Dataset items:
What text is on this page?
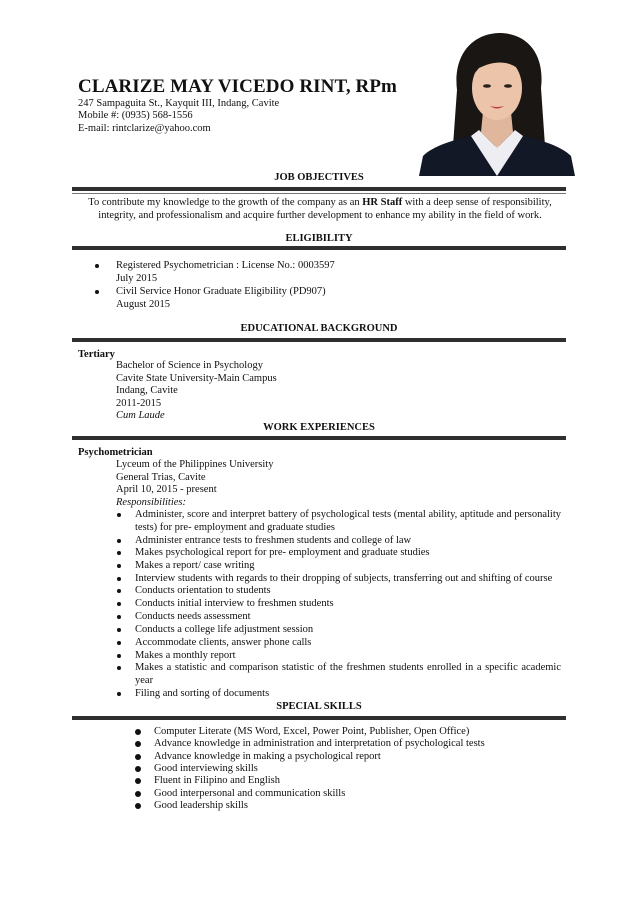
CLARIZE MAY VICEDO RINT, RPm
247 Sampaguita St., Kayquit III, Indang, Cavite
Mobile #: (0935) 568-1556
E-mail: rintclarize@yahoo.com
JOB OBJECTIVES
To contribute my knowledge to the growth of the company as an HR Staff with a deep sense of responsibility,
integrity, and professionalism and acquire further development to enhance my ability in the field of work.
ELIGIBILITY
Registered Psychometrician : License No.: 0003597
July 2015
Civil Service Honor Graduate Eligibility (PD907)
August 2015
EDUCATIONAL BACKGROUND
Tertiary
Bachelor of Science in Psychology
Cavite State University-Main Campus
Indang, Cavite
2011-2015
Cum Laude
WORK EXPERIENCES
Psychometrician
Lyceum of the Philippines University
General Trias, Cavite
April 10, 2015 - present
Responsibilities:
Administer, score and interpret battery of psychological tests (mental ability, aptitude and personality tests) for pre- employment and graduate studies
Administer entrance tests to freshmen students and college of law
Makes psychological report for pre- employment and graduate studies
Makes a report/ case writing
Interview students with regards to their dropping of subjects, transferring out and shifting of course
Conducts orientation to students
Conducts initial interview to freshmen students
Conducts needs assessment
Conducts a college life adjustment session
Accommodate clients, answer phone calls
Makes a monthly report
Makes a statistic and comparison statistic of the freshmen students enrolled in a specific academic year
Filing and sorting of documents
SPECIAL SKILLS
Computer Literate (MS Word, Excel, Power Point, Publisher, Open Office)
Advance knowledge in administration and interpretation of psychological tests
Advance knowledge in making a psychological report
Good interviewing skills
Fluent in Filipino and English
Good interpersonal and communication skills
Good leadership skills
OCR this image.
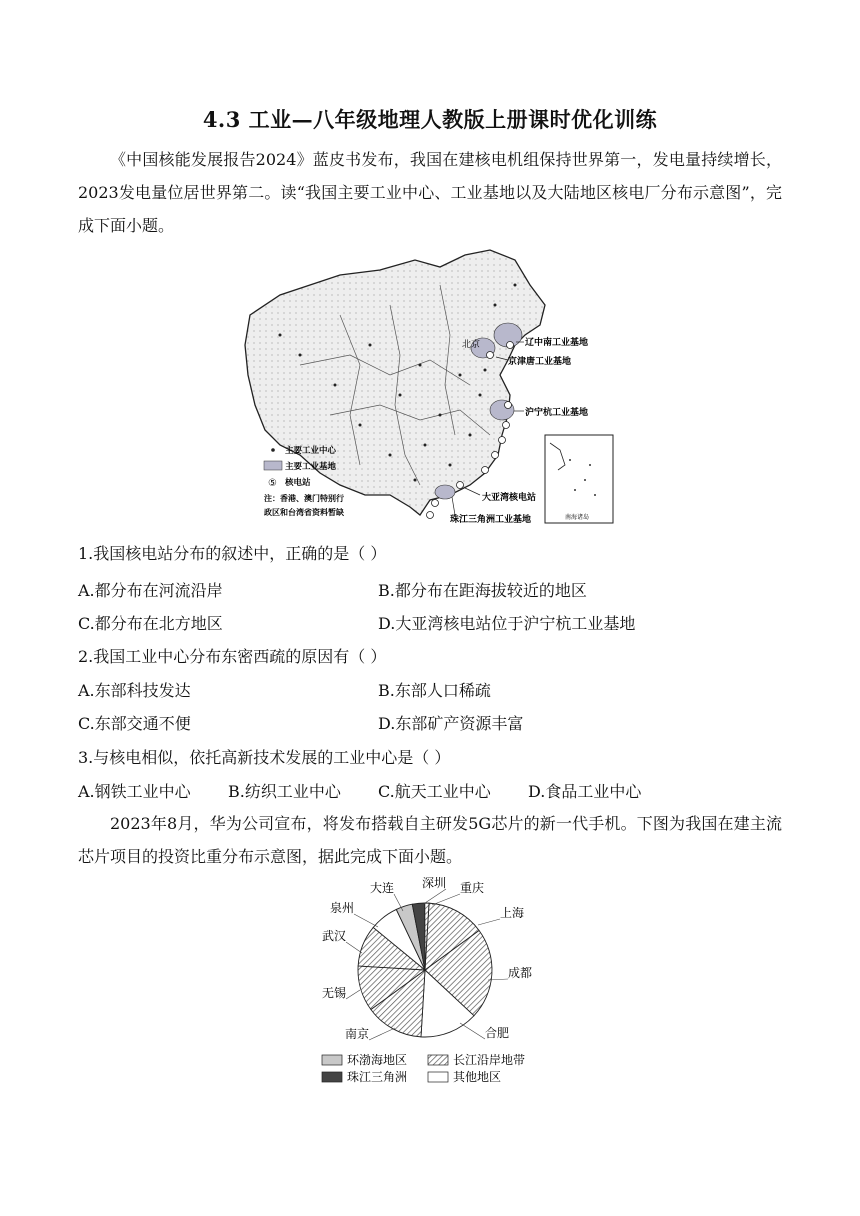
4.3 工业—八年级地理人教版上册课时优化训练

《中国核能发展报告2024》蓝皮书发布，我国在建核电机组保持世界第一，发电量持续增长，2023发电量位居世界第二。读“我国主要工业中心、工业基地以及大陆地区核电厂分布示意图”，完成下面小题。

北京	辽中南工业基地
京津唐工业基地
沪宁杭工业基地
大亚湾核电站
珠江三角洲工业基地	南海诸岛
主要工业中心
主要工业基地
⑤ 核电站
注：香港、澳门特别行
政区和台湾省资料暂缺
1.我国核电站分布的叙述中，正确的是（ ）
A.都分布在河流沿岸	B.都分布在距海拔较近的地区
C.都分布在北方地区	D.大亚湾核电站位于沪宁杭工业基地
2.我国工业中心分布东密西疏的原因有（ ）
A.东部科技发达	B.东部人口稀疏
C.东部交通不便	D.东部矿产资源丰富
3.与核电相似，依托高新技术发展的工业中心是（ ）
A.钢铁工业中心 B.纺织工业中心 C.航天工业中心 D.食品工业中心

2023年8月，华为公司宣布，将发布搭载自主研发5G芯片的新一代手机。下图为我国在建主流芯片项目的投资比重分布示意图，据此完成下面小题。

上海
成都
合肥
南京
无锡
武汉
泉州
大连 深圳 重庆
环渤海地区	长江沿岸地带
珠江三角洲	其他地区
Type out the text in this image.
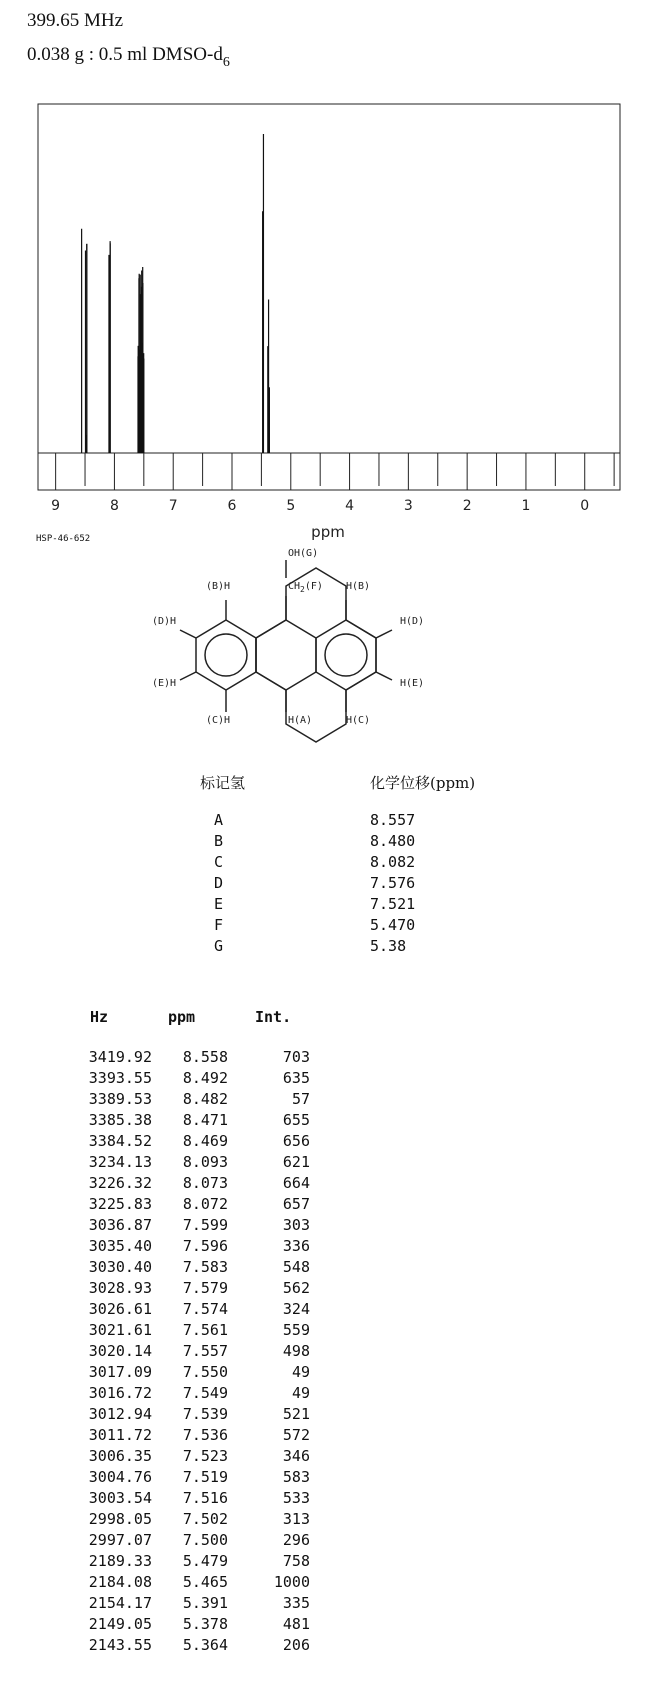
399.65 MHz
0.038 g : 0.5 ml DMSO-$d_6$
9	8	7	6	5	4	3	2	1	0
ppm
HSP-46-652
OH(G)
$CH_2(F)$
(B)H	H(B)
(D)H	H(D)
(E)H	H(E)
(C)H	H(C)
H(A)
标记氢	化学位移(ppm)
A	8.557
B	8.480
C	8.082
D	7.576
E	7.521
F	5.470
G	5.38
Hz	ppm	Int.
3419.92	8.558	703
3393.55	8.492	635
3389.53	8.482	57
3385.38	8.471	655
3384.52	8.469	656
3234.13	8.093	621
3226.32	8.073	664
3225.83	8.072	657
3036.87	7.599	303
3035.40	7.596	336
3030.40	7.583	548
3028.93	7.579	562
3026.61	7.574	324
3021.61	7.561	559
3020.14	7.557	498
3017.09	7.550	49
3016.72	7.549	49
3012.94	7.539	521
3011.72	7.536	572
3006.35	7.523	346
3004.76	7.519	583
3003.54	7.516	533
2998.05	7.502	313
2997.07	7.500	296
2189.33	5.479	758
2184.08	5.465	1000
2154.17	5.391	335
2149.05	5.378	481
2143.55	5.364	206
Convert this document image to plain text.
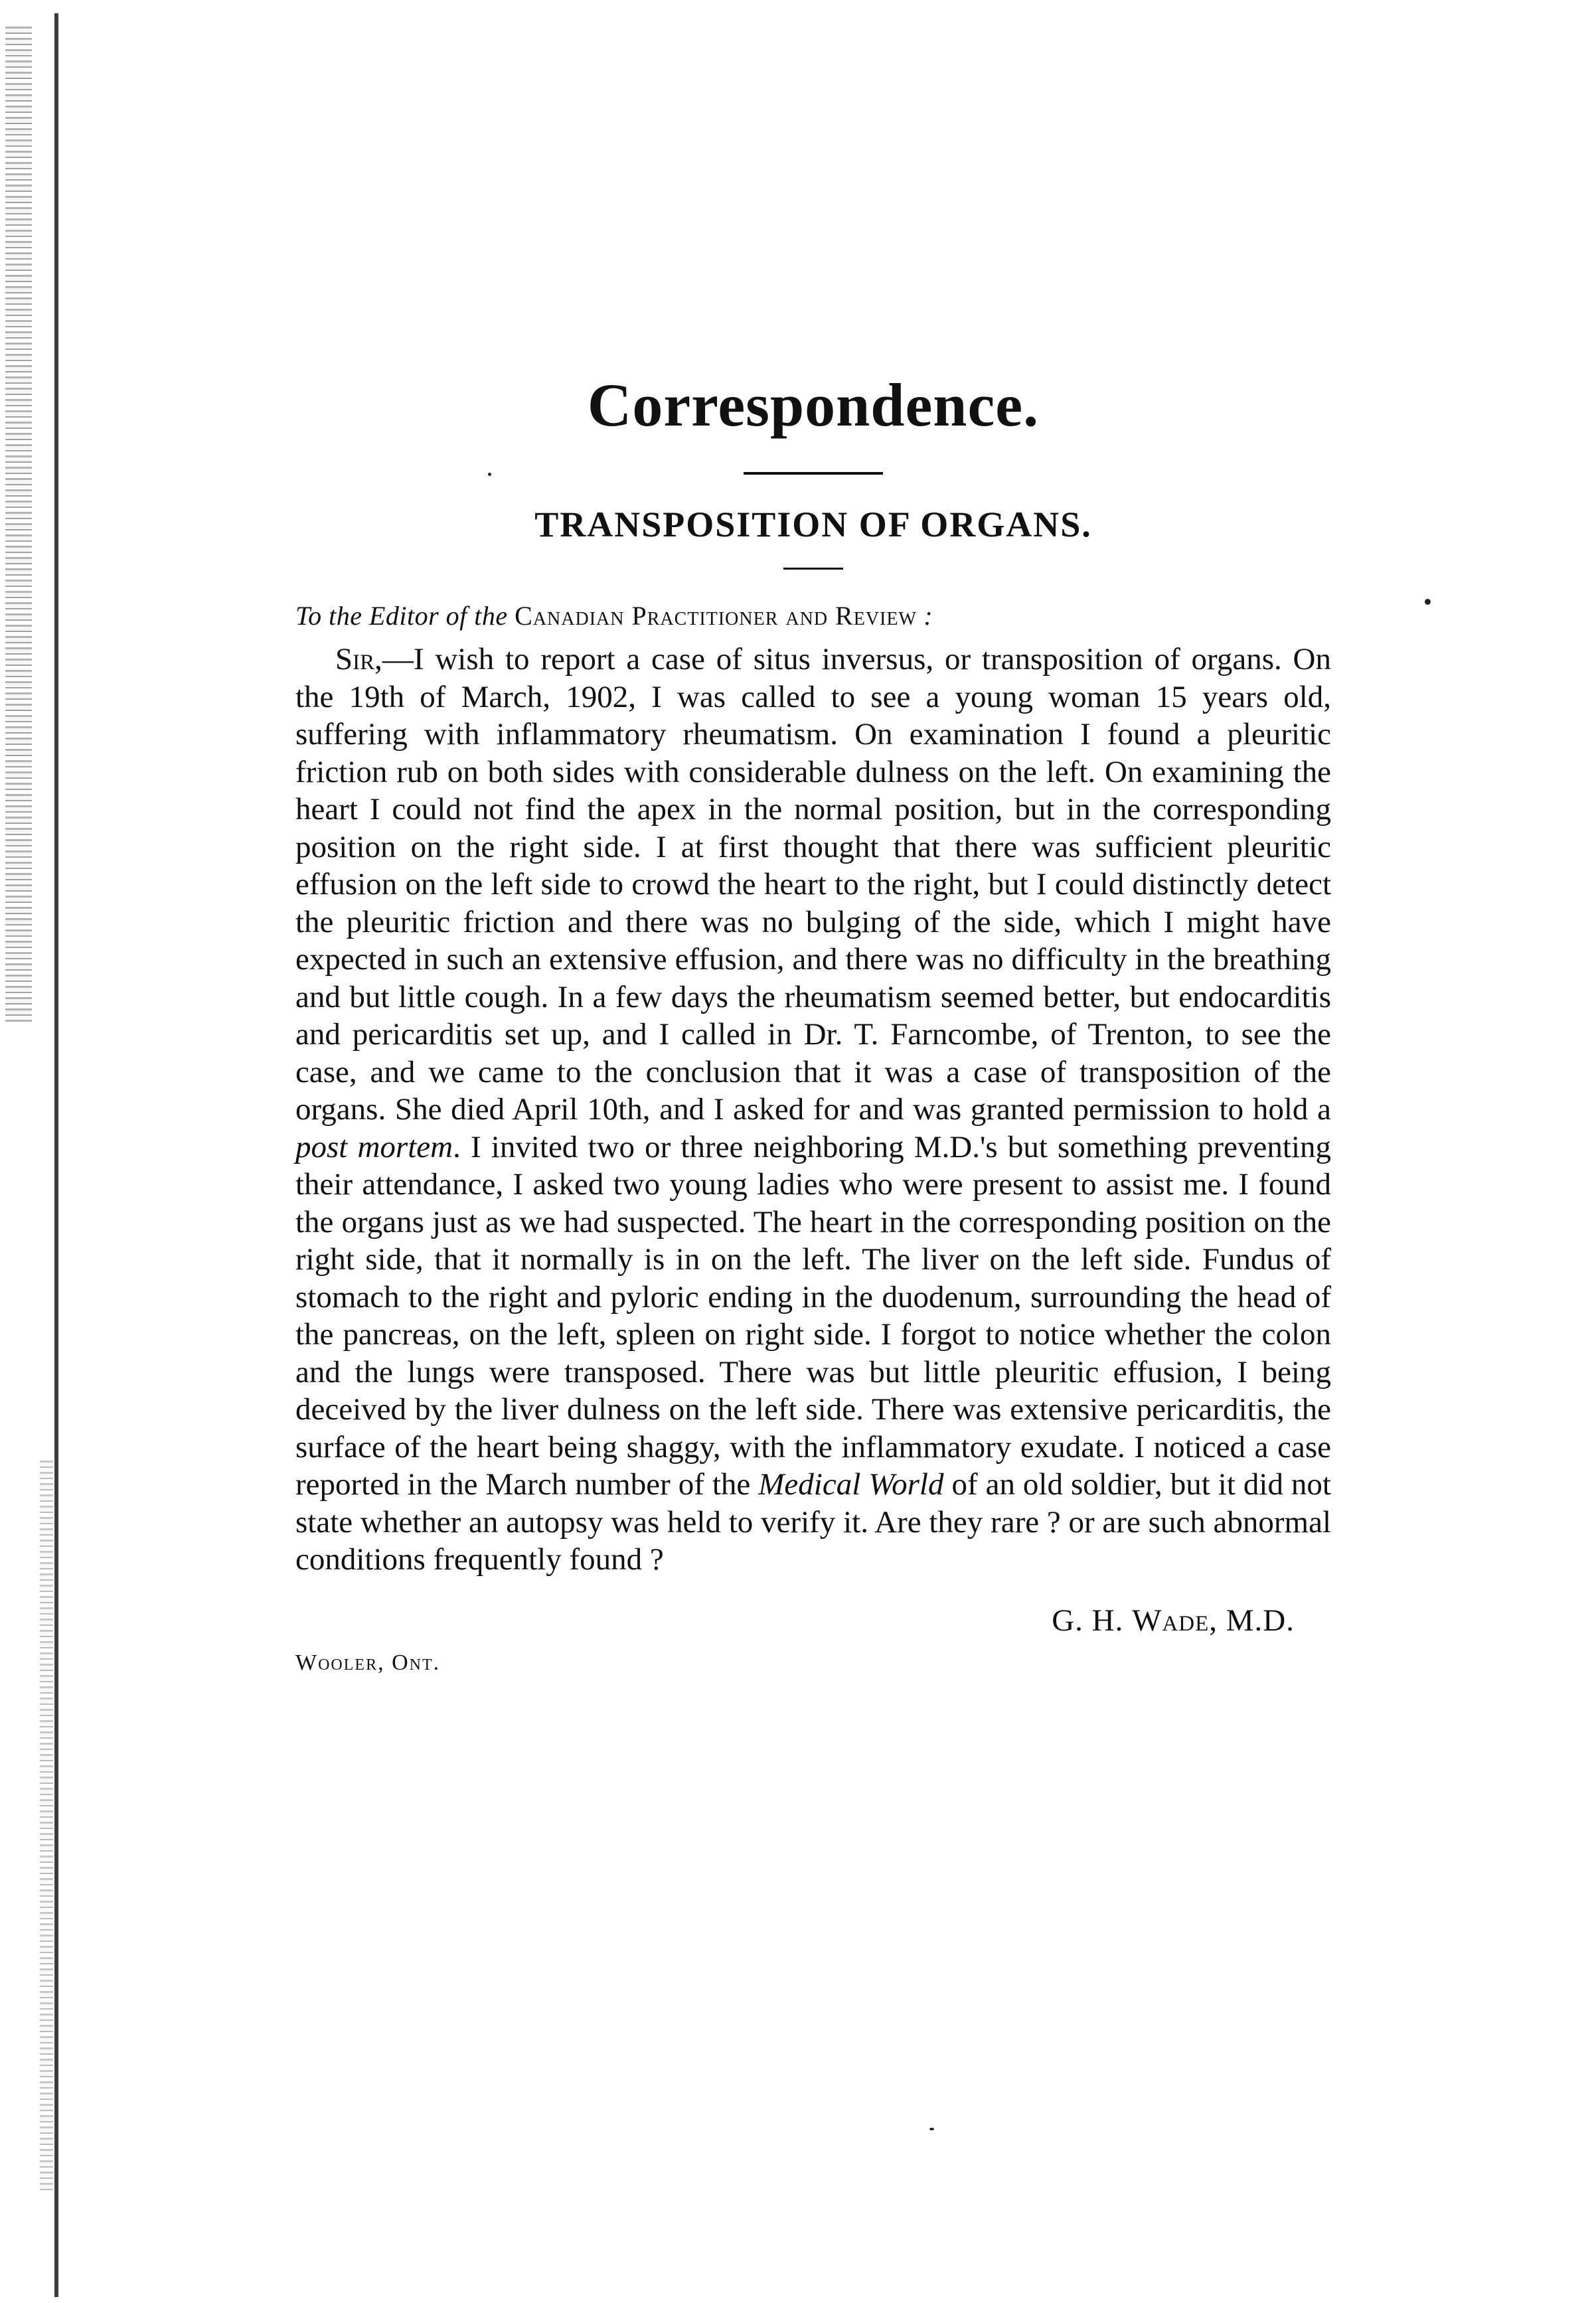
Correspondence.
TRANSPOSITION OF ORGANS.

To the Editor of the Canadian Practitioner and Review :

Sir,—I wish to report a case of situs inversus, or transposition of organs. On the 19th of March, 1902, I was called to see a young woman 15 years old, suffering with inflammatory rheumatism. On examination I found a pleuritic friction rub on both sides with considerable dulness on the left. On examining the heart I could not find the apex in the normal position, but in the corresponding position on the right side. I at first thought that there was sufficient pleuritic effusion on the left side to crowd the heart to the right, but I could distinctly detect the pleuritic friction and there was no bulging of the side, which I might have expected in such an extensive effusion, and there was no difficulty in the breathing and but little cough. In a few days the rheumatism seemed better, but endocarditis and pericarditis set up, and I called in Dr. T. Farncombe, of Trenton, to see the case, and we came to the conclusion that it was a case of transposition of the organs. She died April 10th, and I asked for and was granted permission to hold a post mortem. I invited two or three neighboring M.D.'s but something preventing their attendance, I asked two young ladies who were present to assist me. I found the organs just as we had suspected. The heart in the corresponding position on the right side, that it normally is in on the left. The liver on the left side. Fundus of stomach to the right and pyloric ending in the duodenum, surrounding the head of the pancreas, on the left, spleen on right side. I forgot to notice whether the colon and the lungs were transposed. There was but little pleuritic effusion, I being deceived by the liver dulness on the left side. There was extensive pericarditis, the surface of the heart being shaggy, with the inflammatory exudate. I noticed a case reported in the March number of the Medical World of an old soldier, but it did not state whether an autopsy was held to verify it. Are they rare ? or are such abnormal conditions frequently found ?

G. H. Wade, M.D.

Wooler, Ont.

GOAL: Output the records above exactly; leave out the pictures.

IN RESPONSE:
What text is on this page?
CLARIZE MAY VICEDO RINT, RPm
247 Sampaguita St., Kayquit III, Indang, Cavite
Mobile #: (0935) 568-1556
E-mail: rintclarize@yahoo.com
JOB OBJECTIVES
To contribute my knowledge to the growth of the company as an HR Staff with a deep sense of responsibility,
integrity, and professionalism and acquire further development to enhance my ability in the field of work.
ELIGIBILITY
Registered Psychometrician : License No.: 0003597
July 2015
Civil Service Honor Graduate Eligibility (PD907)
August 2015
EDUCATIONAL BACKGROUND
Tertiary
Bachelor of Science in Psychology
Cavite State University-Main Campus
Indang, Cavite
2011-2015
Cum Laude
WORK EXPERIENCES
Psychometrician
Lyceum of the Philippines University
General Trias, Cavite
April 10, 2015 - present
Responsibilities:
Administer, score and interpret battery of psychological tests (mental ability, aptitude and personality tests) for pre- employment and graduate studies
Administer entrance tests to freshmen students and college of law
Makes psychological report for pre- employment and graduate studies
Makes a report/ case writing
Interview students with regards to their dropping of subjects, transferring out and shifting of course
Conducts orientation to students
Conducts initial interview to freshmen students
Conducts needs assessment
Conducts a college life adjustment session
Accommodate clients, answer phone calls
Makes a monthly report
Makes a statistic and comparison statistic of the freshmen students enrolled in a specific academic year
Filing and sorting of documents
SPECIAL SKILLS
Computer Literate (MS Word, Excel, Power Point, Publisher, Open Office)
Advance knowledge in administration and interpretation of psychological tests
Advance knowledge in making a psychological report
Good interviewing skills
Fluent in Filipino and English
Good interpersonal and communication skills
Good leadership skills
OCR this image.
4.3 工业—八年级地理人教版上册课时优化训练

《中国核能发展报告2024》蓝皮书发布，我国在建核电机组保持世界第一，发电量持续增长，2023发电量位居世界第二。读“我国主要工业中心、工业基地以及大陆地区核电厂分布示意图”，完成下面小题。

北京	辽中南工业基地
京津唐工业基地
沪宁杭工业基地
大亚湾核电站
珠江三角洲工业基地	南海诸岛
主要工业中心
主要工业基地
⑤ 核电站
注：香港、澳门特别行
政区和台湾省资料暂缺
1.我国核电站分布的叙述中，正确的是（ ）
A.都分布在河流沿岸	B.都分布在距海拔较近的地区
C.都分布在北方地区	D.大亚湾核电站位于沪宁杭工业基地
2.我国工业中心分布东密西疏的原因有（ ）
A.东部科技发达	B.东部人口稀疏
C.东部交通不便	D.东部矿产资源丰富
3.与核电相似，依托高新技术发展的工业中心是（ ）
A.钢铁工业中心 B.纺织工业中心 C.航天工业中心 D.食品工业中心

2023年8月，华为公司宣布，将发布搭载自主研发5G芯片的新一代手机。下图为我国在建主流芯片项目的投资比重分布示意图，据此完成下面小题。

上海
成都
合肥
南京
无锡
武汉
泉州
大连 深圳 重庆
环渤海地区	长江沿岸地带
珠江三角洲	其他地区
Type out the text in this image.
399.65 MHz
0.038 g : 0.5 ml DMSO-$d_6$
9	8	7	6	5	4	3	2	1	0
ppm
HSP-46-652
OH(G)
$CH_2(F)$
(B)H	H(B)
(D)H	H(D)
(E)H	H(E)
(C)H	H(C)
H(A)
标记氢	化学位移(ppm)
A	8.557
B	8.480
C	8.082
D	7.576
E	7.521
F	5.470
G	5.38
Hz	ppm	Int.
3419.92	8.558	703
3393.55	8.492	635
3389.53	8.482	57
3385.38	8.471	655
3384.52	8.469	656
3234.13	8.093	621
3226.32	8.073	664
3225.83	8.072	657
3036.87	7.599	303
3035.40	7.596	336
3030.40	7.583	548
3028.93	7.579	562
3026.61	7.574	324
3021.61	7.561	559
3020.14	7.557	498
3017.09	7.550	49
3016.72	7.549	49
3012.94	7.539	521
3011.72	7.536	572
3006.35	7.523	346
3004.76	7.519	583
3003.54	7.516	533
2998.05	7.502	313
2997.07	7.500	296
2189.33	5.479	758
2184.08	5.465	1000
2154.17	5.391	335
2149.05	5.378	481
2143.55	5.364	206
Convert this document image to plain text.
Correspondence.
TRANSPOSITION OF ORGANS.

To the Editor of the Canadian Practitioner and Review :

Sir,—I wish to report a case of situs inversus, or transposition of organs. On the 19th of March, 1902, I was called to see a young woman 15 years old, suffering with inflammatory rheumatism. On examination I found a pleuritic friction rub on both sides with considerable dulness on the left. On examining the heart I could not find the apex in the normal position, but in the corresponding position on the right side. I at first thought that there was sufficient pleuritic effusion on the left side to crowd the heart to the right, but I could distinctly detect the pleuritic friction and there was no bulging of the side, which I might have expected in such an extensive effusion, and there was no difficulty in the breathing and but little cough. In a few days the rheumatism seemed better, but endocarditis and pericarditis set up, and I called in Dr. T. Farncombe, of Trenton, to see the case, and we came to the conclusion that it was a case of transposition of the organs. She died April 10th, and I asked for and was granted permission to hold a post mortem. I invited two or three neighboring M.D.'s but something preventing their attendance, I asked two young ladies who were present to assist me. I found the organs just as we had suspected. The heart in the corresponding position on the right side, that it normally is in on the left. The liver on the left side. Fundus of stomach to the right and pyloric ending in the duodenum, surrounding the head of the pancreas, on the left, spleen on right side. I forgot to notice whether the colon and the lungs were transposed. There was but little pleuritic effusion, I being deceived by the liver dulness on the left side. There was extensive pericarditis, the surface of the heart being shaggy, with the inflammatory exudate. I noticed a case reported in the March number of the Medical World of an old soldier, but it did not state whether an autopsy was held to verify it. Are they rare ? or are such abnormal conditions frequently found ?

G. H. Wade, M.D.

Wooler, Ont.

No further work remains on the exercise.